What you are asked to do:
Set down every entry again word for word, please, but skip the pictures.

(Saved entries)
=-=-=-=-=
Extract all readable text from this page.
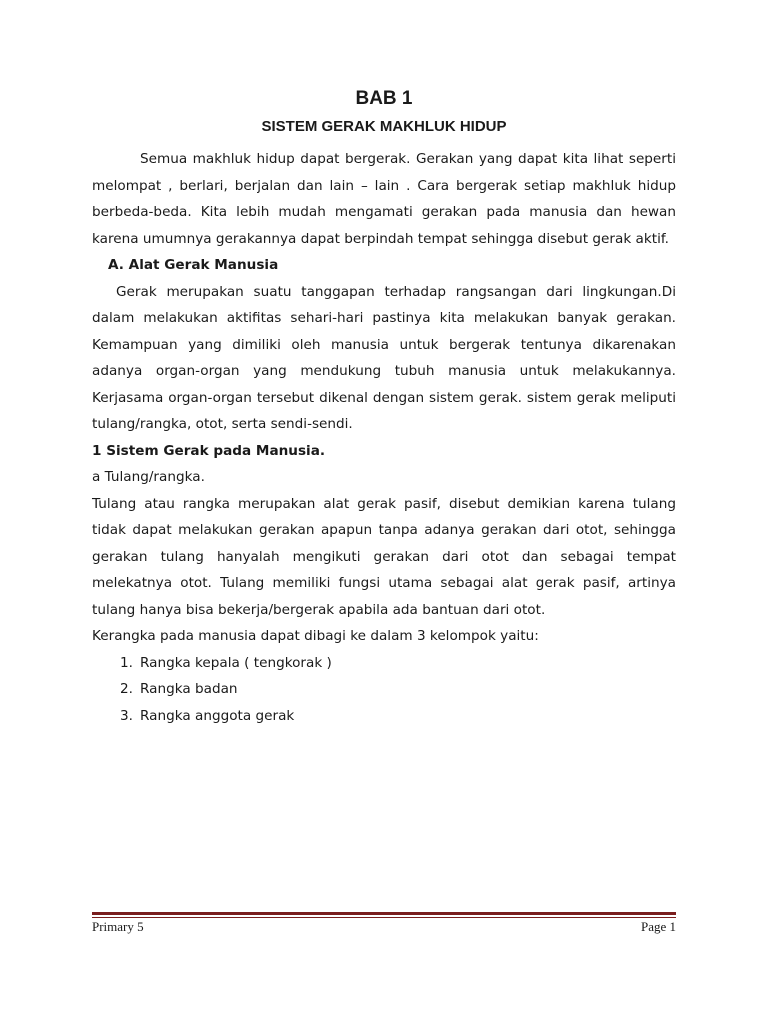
BAB 1
SISTEM GERAK MAKHLUK HIDUP

Semua makhluk hidup dapat bergerak. Gerakan yang dapat kita lihat seperti melompat , berlari, berjalan dan lain – lain . Cara bergerak setiap makhluk hidup berbeda-beda. Kita lebih mudah mengamati gerakan pada manusia dan hewan karena umumnya gerakannya dapat berpindah tempat sehingga disebut gerak aktif.

A. Alat Gerak Manusia

Gerak merupakan suatu tanggapan terhadap rangsangan dari lingkungan.Di dalam melakukan aktifitas sehari-hari pastinya kita melakukan banyak gerakan. Kemampuan yang dimiliki oleh manusia untuk bergerak tentunya dikarenakan adanya organ-organ yang mendukung tubuh manusia untuk melakukannya. Kerjasama organ-organ tersebut dikenal dengan sistem gerak. sistem gerak meliputi tulang/rangka, otot, serta sendi-sendi.

1 Sistem Gerak pada Manusia.

a Tulang/rangka.

Tulang atau rangka merupakan alat gerak pasif, disebut demikian karena tulang tidak dapat melakukan gerakan apapun tanpa adanya gerakan dari otot, sehingga gerakan tulang hanyalah mengikuti gerakan dari otot dan sebagai tempat melekatnya otot. Tulang memiliki fungsi utama sebagai alat gerak pasif, artinya tulang hanya bisa bekerja/bergerak apabila ada bantuan dari otot.

Kerangka pada manusia dapat dibagi ke dalam 3 kelompok yaitu:

1. Rangka kepala ( tengkorak )
2. Rangka badan
3. Rangka anggota gerak
Primary 5	Page 1
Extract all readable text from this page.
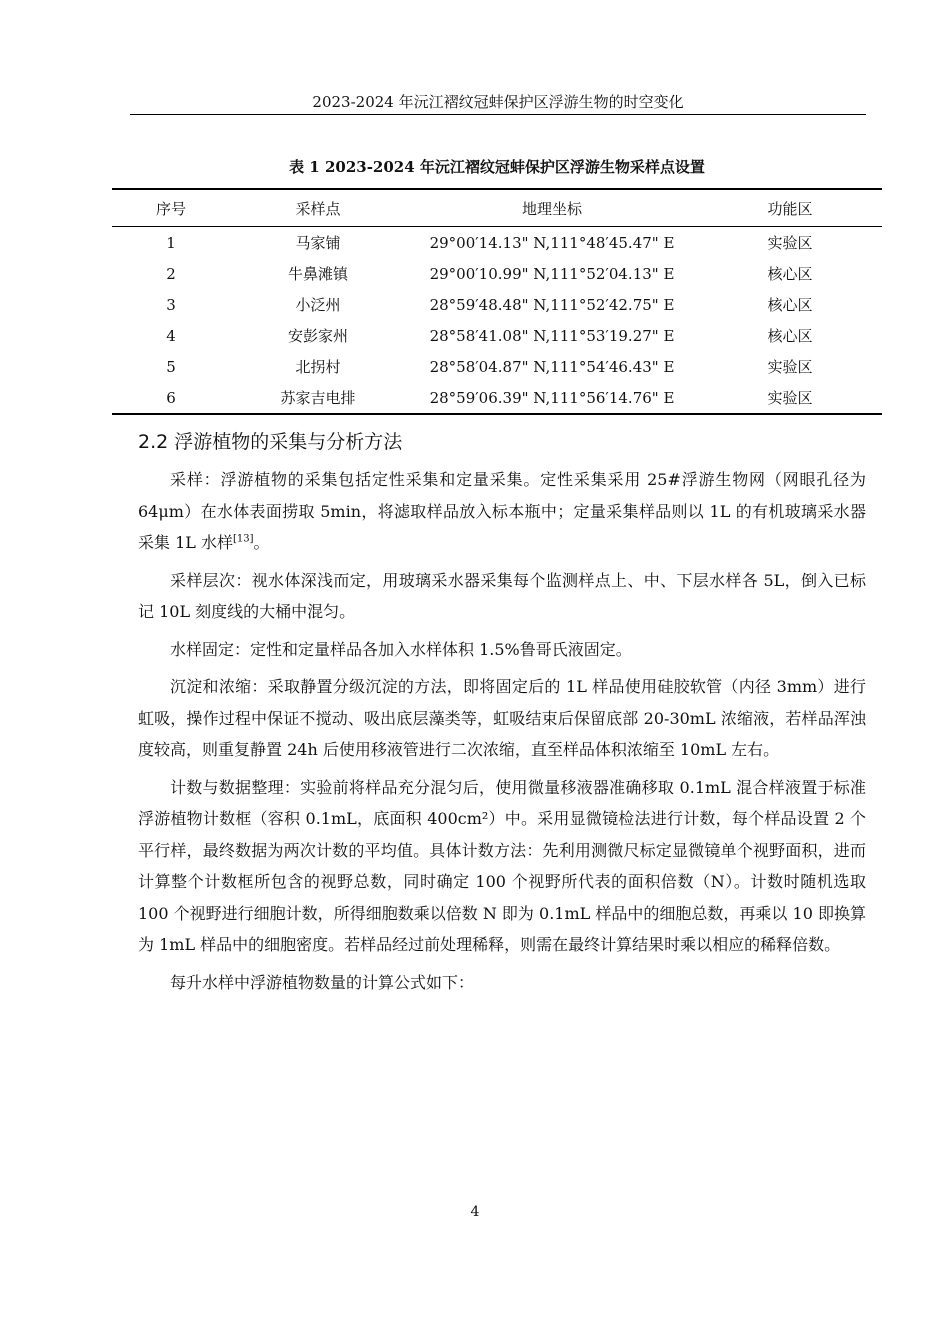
2023-2024 年沅江褶纹冠蚌保护区浮游生物的时空变化
表 1 2023-2024 年沅江褶纹冠蚌保护区浮游生物采样点设置
序号	采样点	地理坐标	功能区
1	马家铺	29°00′14.13" N,111°48′45.47" E	实验区
2	牛鼻滩镇	29°00′10.99" N,111°52′04.13" E	核心区
3	小泛州	28°59′48.48" N,111°52′42.75" E	核心区
4	安彭家州	28°58′41.08" N,111°53′19.27" E	核心区
5	北拐村	28°58′04.87" N,111°54′46.43" E	实验区
6	苏家吉电排	28°59′06.39" N,111°56′14.76" E	实验区
2.2 浮游植物的采集与分析方法

采样：浮游植物的采集包括定性采集和定量采集。定性采集采用 25#浮游生物网（网眼孔径为 64μm）在水体表面捞取 5min，将滤取样品放入标本瓶中；定量采集样品则以 1L 的有机玻璃采水器采集 1L 水样[13]。

采样层次：视水体深浅而定，用玻璃采水器采集每个监测样点上、中、下层水样各 5L，倒入已标记 10L 刻度线的大桶中混匀。

水样固定：定性和定量样品各加入水样体积 1.5%鲁哥氏液固定。

沉淀和浓缩：采取静置分级沉淀的方法，即将固定后的 1L 样品使用硅胶软管（内径 3mm）进行虹吸，操作过程中保证不搅动、吸出底层藻类等，虹吸结束后保留底部 20-30mL 浓缩液，若样品浑浊度较高，则重复静置 24h 后使用移液管进行二次浓缩，直至样品体积浓缩至 10mL 左右。

计数与数据整理：实验前将样品充分混匀后，使用微量移液器准确移取 0.1mL 混合样液置于标准浮游植物计数框（容积 0.1mL，底面积 400cm²）中。采用显微镜检法进行计数，每个样品设置 2 个平行样，最终数据为两次计数的平均值。具体计数方法：先利用测微尺标定显微镜单个视野面积，进而计算整个计数框所包含的视野总数，同时确定 100 个视野所代表的面积倍数（N）。计数时随机选取 100 个视野进行细胞计数，所得细胞数乘以倍数 N 即为 0.1mL 样品中的细胞总数，再乘以 10 即换算为 1mL 样品中的细胞密度。若样品经过前处理稀释，则需在最终计算结果时乘以相应的稀释倍数。

每升水样中浮游植物数量的计算公式如下：

4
=-=-=-=-=
Task answer:
Extract all readable text from this page.
BAB 1
SISTEM GERAK MAKHLUK HIDUP

Semua makhluk hidup dapat bergerak. Gerakan yang dapat kita lihat seperti melompat , berlari, berjalan dan lain – lain . Cara bergerak setiap makhluk hidup berbeda-beda. Kita lebih mudah mengamati gerakan pada manusia dan hewan karena umumnya gerakannya dapat berpindah tempat sehingga disebut gerak aktif.

A. Alat Gerak Manusia

Gerak merupakan suatu tanggapan terhadap rangsangan dari lingkungan.Di dalam melakukan aktifitas sehari-hari pastinya kita melakukan banyak gerakan. Kemampuan yang dimiliki oleh manusia untuk bergerak tentunya dikarenakan adanya organ-organ yang mendukung tubuh manusia untuk melakukannya. Kerjasama organ-organ tersebut dikenal dengan sistem gerak. sistem gerak meliputi tulang/rangka, otot, serta sendi-sendi.

1 Sistem Gerak pada Manusia.

a Tulang/rangka.

Tulang atau rangka merupakan alat gerak pasif, disebut demikian karena tulang tidak dapat melakukan gerakan apapun tanpa adanya gerakan dari otot, sehingga gerakan tulang hanyalah mengikuti gerakan dari otot dan sebagai tempat melekatnya otot. Tulang memiliki fungsi utama sebagai alat gerak pasif, artinya tulang hanya bisa bekerja/bergerak apabila ada bantuan dari otot.

Kerangka pada manusia dapat dibagi ke dalam 3 kelompok yaitu:

1. Rangka kepala ( tengkorak )
2. Rangka badan
3. Rangka anggota gerak
Primary 5	Page 1
Extract all readable text from this page.
2023-2024 年沅江褶纹冠蚌保护区浮游生物的时空变化
表 1 2023-2024 年沅江褶纹冠蚌保护区浮游生物采样点设置
序号	采样点	地理坐标	功能区
1	马家铺	29°00′14.13" N,111°48′45.47" E	实验区
2	牛鼻滩镇	29°00′10.99" N,111°52′04.13" E	核心区
3	小泛州	28°59′48.48" N,111°52′42.75" E	核心区
4	安彭家州	28°58′41.08" N,111°53′19.27" E	核心区
5	北拐村	28°58′04.87" N,111°54′46.43" E	实验区
6	苏家吉电排	28°59′06.39" N,111°56′14.76" E	实验区
2.2 浮游植物的采集与分析方法

采样：浮游植物的采集包括定性采集和定量采集。定性采集采用 25#浮游生物网（网眼孔径为 64μm）在水体表面捞取 5min，将滤取样品放入标本瓶中；定量采集样品则以 1L 的有机玻璃采水器采集 1L 水样[13]。

采样层次：视水体深浅而定，用玻璃采水器采集每个监测样点上、中、下层水样各 5L，倒入已标记 10L 刻度线的大桶中混匀。

水样固定：定性和定量样品各加入水样体积 1.5%鲁哥氏液固定。

沉淀和浓缩：采取静置分级沉淀的方法，即将固定后的 1L 样品使用硅胶软管（内径 3mm）进行虹吸，操作过程中保证不搅动、吸出底层藻类等，虹吸结束后保留底部 20-30mL 浓缩液，若样品浑浊度较高，则重复静置 24h 后使用移液管进行二次浓缩，直至样品体积浓缩至 10mL 左右。

计数与数据整理：实验前将样品充分混匀后，使用微量移液器准确移取 0.1mL 混合样液置于标准浮游植物计数框（容积 0.1mL，底面积 400cm²）中。采用显微镜检法进行计数，每个样品设置 2 个平行样，最终数据为两次计数的平均值。具体计数方法：先利用测微尺标定显微镜单个视野面积，进而计算整个计数框所包含的视野总数，同时确定 100 个视野所代表的面积倍数（N）。计数时随机选取 100 个视野进行细胞计数，所得细胞数乘以倍数 N 即为 0.1mL 样品中的细胞总数，再乘以 10 即换算为 1mL 样品中的细胞密度。若样品经过前处理稀释，则需在最终计算结果时乘以相应的稀释倍数。

每升水样中浮游植物数量的计算公式如下：

4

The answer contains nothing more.